What the task requires >>
Return all entries word for word, but drop any images.

[Figure data in JSON]
------------

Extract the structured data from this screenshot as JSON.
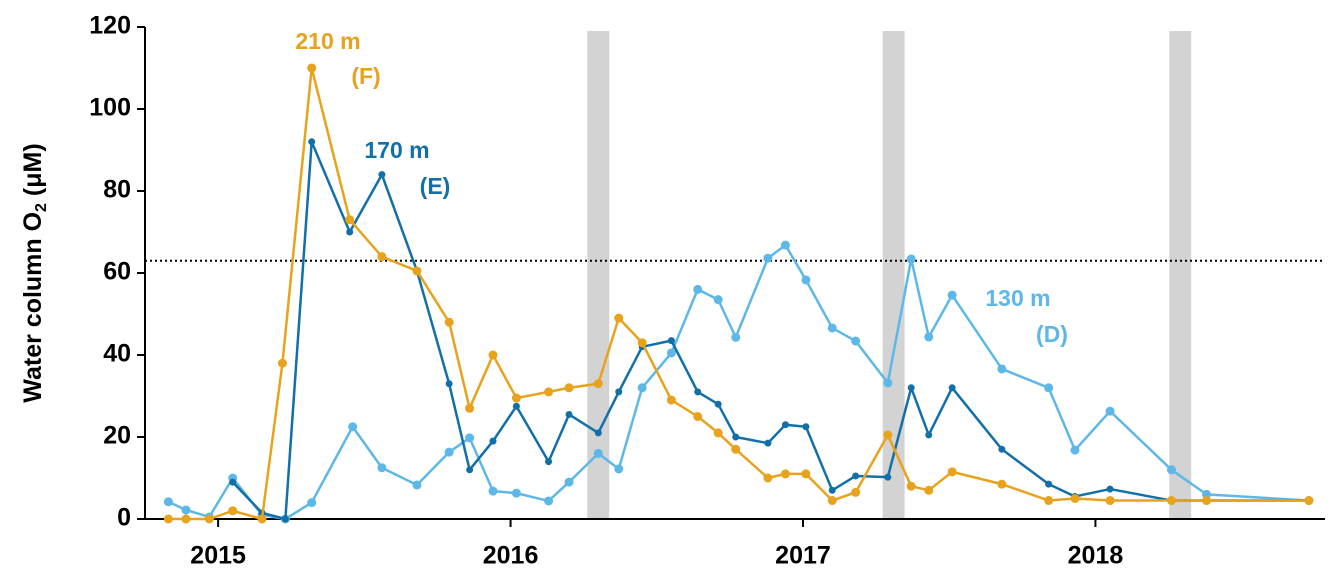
{
  "chart_data": {
    "type": "line",
    "ylabel": [
      "Water column O",
      "2",
      " (μM)"
    ],
    "xlim": [
      2014.75,
      2018.785
    ],
    "xticks": [
      2015,
      2016,
      2017,
      2018
    ],
    "ylim": [
      0,
      120
    ],
    "yticks": [
      0,
      20,
      40,
      60,
      80,
      100,
      120
    ],
    "reference_y": 63,
    "shaded_x": [
      2016.3,
      2017.31,
      2018.29
    ],
    "shade_width": 0.075,
    "shade_color": "#d3d3d3",
    "series": [
      {
        "name": "130 m",
        "tag": "(D)",
        "color": "#5db8e8",
        "x": [
          2014.83,
          2014.89,
          2014.97,
          2015.05,
          2015.15,
          2015.23,
          2015.32,
          2015.46,
          2015.56,
          2015.68,
          2015.79,
          2015.86,
          2015.94,
          2016.02,
          2016.13,
          2016.2,
          2016.3,
          2016.37,
          2016.45,
          2016.55,
          2016.64,
          2016.71,
          2016.77,
          2016.88,
          2016.94,
          2017.01,
          2017.1,
          2017.18,
          2017.29,
          2017.37,
          2017.43,
          2017.51,
          2017.68,
          2017.84,
          2017.93,
          2018.05,
          2018.26,
          2018.38,
          2018.73
        ],
        "values": [
          4.2,
          2.2,
          0.5,
          10,
          1,
          0,
          4,
          22.5,
          12.5,
          8.3,
          16.3,
          19.8,
          6.8,
          6.3,
          4.4,
          9,
          16,
          12.2,
          32,
          40.5,
          56,
          53.5,
          44.3,
          63.6,
          66.8,
          58.3,
          46.6,
          43.4,
          33.2,
          63.4,
          44.4,
          54.6,
          36.6,
          32,
          16.8,
          26.3,
          12,
          6,
          4.5
        ]
      },
      {
        "name": "170 m",
        "tag": "(E)",
        "color": "#1170aa",
        "x": [
          2015.05,
          2015.15,
          2015.23,
          2015.32,
          2015.45,
          2015.56,
          2015.68,
          2015.79,
          2015.86,
          2015.94,
          2016.02,
          2016.13,
          2016.2,
          2016.3,
          2016.37,
          2016.45,
          2016.55,
          2016.64,
          2016.71,
          2016.77,
          2016.88,
          2016.94,
          2017.01,
          2017.1,
          2017.18,
          2017.29,
          2017.37,
          2017.43,
          2017.51,
          2017.68,
          2017.84,
          2017.93,
          2018.05,
          2018.26,
          2018.38,
          2018.73
        ],
        "values": [
          9,
          1.5,
          0,
          92,
          70,
          84,
          60.5,
          33,
          12,
          19,
          27.5,
          14,
          25.5,
          21,
          31,
          42,
          43.5,
          31,
          28,
          20,
          18.5,
          23,
          22.5,
          7,
          10.5,
          10.2,
          32,
          20.5,
          32,
          17,
          8.5,
          5.5,
          7.3,
          4.5,
          4.5,
          4.5
        ]
      },
      {
        "name": "210 m",
        "tag": "(F)",
        "color": "#e8a21c",
        "x": [
          2014.83,
          2014.89,
          2014.97,
          2015.05,
          2015.15,
          2015.22,
          2015.32,
          2015.45,
          2015.56,
          2015.68,
          2015.79,
          2015.86,
          2015.94,
          2016.02,
          2016.13,
          2016.2,
          2016.3,
          2016.37,
          2016.45,
          2016.55,
          2016.64,
          2016.71,
          2016.77,
          2016.88,
          2016.94,
          2017.01,
          2017.1,
          2017.18,
          2017.29,
          2017.37,
          2017.43,
          2017.51,
          2017.68,
          2017.84,
          2017.93,
          2018.05,
          2018.26,
          2018.38,
          2018.73
        ],
        "values": [
          0,
          0,
          0,
          2,
          0,
          38,
          110,
          73,
          64,
          60.5,
          48,
          27,
          40,
          29.5,
          31,
          32,
          33,
          49,
          43,
          29,
          25,
          21,
          17,
          10,
          11,
          11,
          4.5,
          6.5,
          20.5,
          8,
          7,
          11.5,
          8.5,
          4.5,
          5,
          4.5,
          4.5,
          4.5,
          4.5
        ]
      }
    ]
  }
}
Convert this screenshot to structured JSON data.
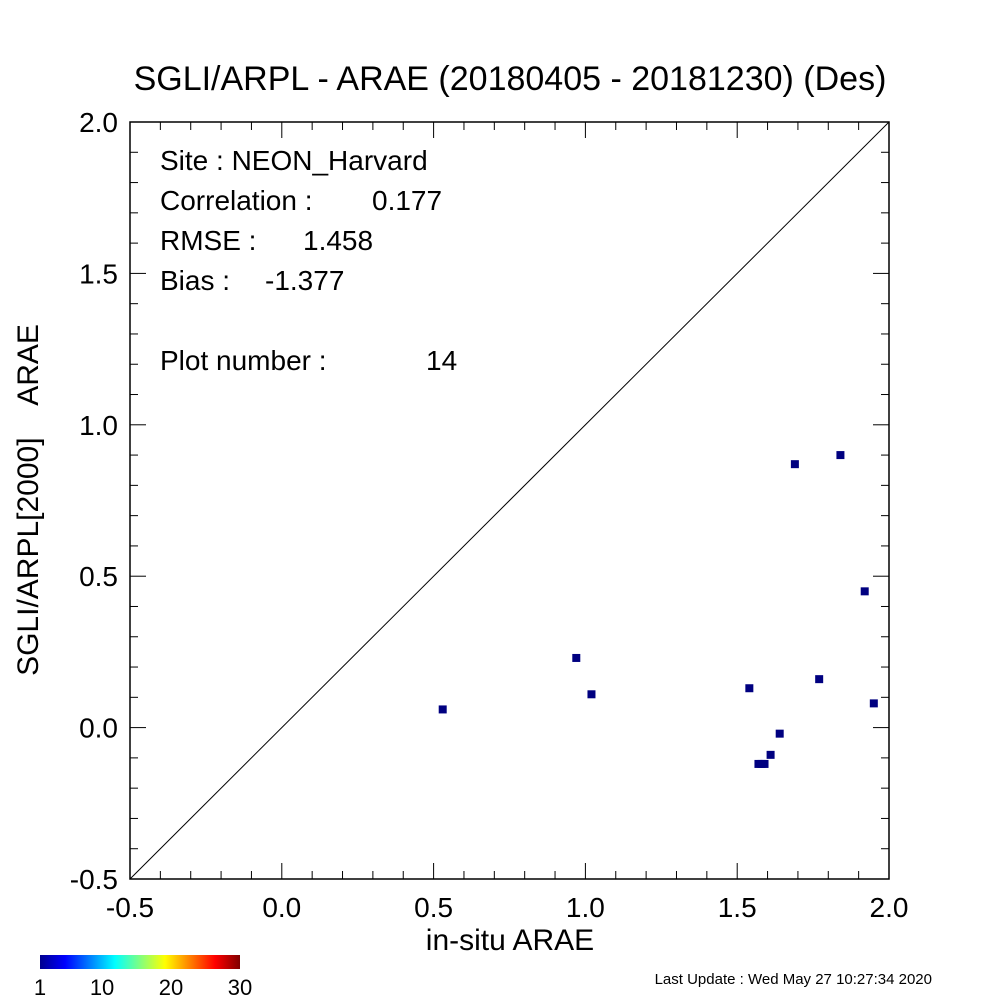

------------

Right answer >>
Extract the structured data from this screenshot as JSON.
{
  "chart_data": {
    "type": "line",
    "ylabel": [
      "Water column O",
      "2",
      " (μM)"
    ],
    "xlim": [
      2014.75,
      2018.785
    ],
    "xticks": [
      2015,
      2016,
      2017,
      2018
    ],
    "ylim": [
      0,
      120
    ],
    "yticks": [
      0,
      20,
      40,
      60,
      80,
      100,
      120
    ],
    "reference_y": 63,
    "shaded_x": [
      2016.3,
      2017.31,
      2018.29
    ],
    "shade_width": 0.075,
    "shade_color": "#d3d3d3",
    "series": [
      {
        "name": "130 m",
        "tag": "(D)",
        "color": "#5db8e8",
        "x": [
          2014.83,
          2014.89,
          2014.97,
          2015.05,
          2015.15,
          2015.23,
          2015.32,
          2015.46,
          2015.56,
          2015.68,
          2015.79,
          2015.86,
          2015.94,
          2016.02,
          2016.13,
          2016.2,
          2016.3,
          2016.37,
          2016.45,
          2016.55,
          2016.64,
          2016.71,
          2016.77,
          2016.88,
          2016.94,
          2017.01,
          2017.1,
          2017.18,
          2017.29,
          2017.37,
          2017.43,
          2017.51,
          2017.68,
          2017.84,
          2017.93,
          2018.05,
          2018.26,
          2018.38,
          2018.73
        ],
        "values": [
          4.2,
          2.2,
          0.5,
          10,
          1,
          0,
          4,
          22.5,
          12.5,
          8.3,
          16.3,
          19.8,
          6.8,
          6.3,
          4.4,
          9,
          16,
          12.2,
          32,
          40.5,
          56,
          53.5,
          44.3,
          63.6,
          66.8,
          58.3,
          46.6,
          43.4,
          33.2,
          63.4,
          44.4,
          54.6,
          36.6,
          32,
          16.8,
          26.3,
          12,
          6,
          4.5
        ]
      },
      {
        "name": "170 m",
        "tag": "(E)",
        "color": "#1170aa",
        "x": [
          2015.05,
          2015.15,
          2015.23,
          2015.32,
          2015.45,
          2015.56,
          2015.68,
          2015.79,
          2015.86,
          2015.94,
          2016.02,
          2016.13,
          2016.2,
          2016.3,
          2016.37,
          2016.45,
          2016.55,
          2016.64,
          2016.71,
          2016.77,
          2016.88,
          2016.94,
          2017.01,
          2017.1,
          2017.18,
          2017.29,
          2017.37,
          2017.43,
          2017.51,
          2017.68,
          2017.84,
          2017.93,
          2018.05,
          2018.26,
          2018.38,
          2018.73
        ],
        "values": [
          9,
          1.5,
          0,
          92,
          70,
          84,
          60.5,
          33,
          12,
          19,
          27.5,
          14,
          25.5,
          21,
          31,
          42,
          43.5,
          31,
          28,
          20,
          18.5,
          23,
          22.5,
          7,
          10.5,
          10.2,
          32,
          20.5,
          32,
          17,
          8.5,
          5.5,
          7.3,
          4.5,
          4.5,
          4.5
        ]
      },
      {
        "name": "210 m",
        "tag": "(F)",
        "color": "#e8a21c",
        "x": [
          2014.83,
          2014.89,
          2014.97,
          2015.05,
          2015.15,
          2015.22,
          2015.32,
          2015.45,
          2015.56,
          2015.68,
          2015.79,
          2015.86,
          2015.94,
          2016.02,
          2016.13,
          2016.2,
          2016.3,
          2016.37,
          2016.45,
          2016.55,
          2016.64,
          2016.71,
          2016.77,
          2016.88,
          2016.94,
          2017.01,
          2017.1,
          2017.18,
          2017.29,
          2017.37,
          2017.43,
          2017.51,
          2017.68,
          2017.84,
          2017.93,
          2018.05,
          2018.26,
          2018.38,
          2018.73
        ],
        "values": [
          0,
          0,
          0,
          2,
          0,
          38,
          110,
          73,
          64,
          60.5,
          48,
          27,
          40,
          29.5,
          31,
          32,
          33,
          49,
          43,
          29,
          25,
          21,
          17,
          10,
          11,
          11,
          4.5,
          6.5,
          20.5,
          8,
          7,
          11.5,
          8.5,
          4.5,
          5,
          4.5,
          4.5,
          4.5,
          4.5
        ]
      }
    ]
  }
}
Convert this screenshot to structured JSON data.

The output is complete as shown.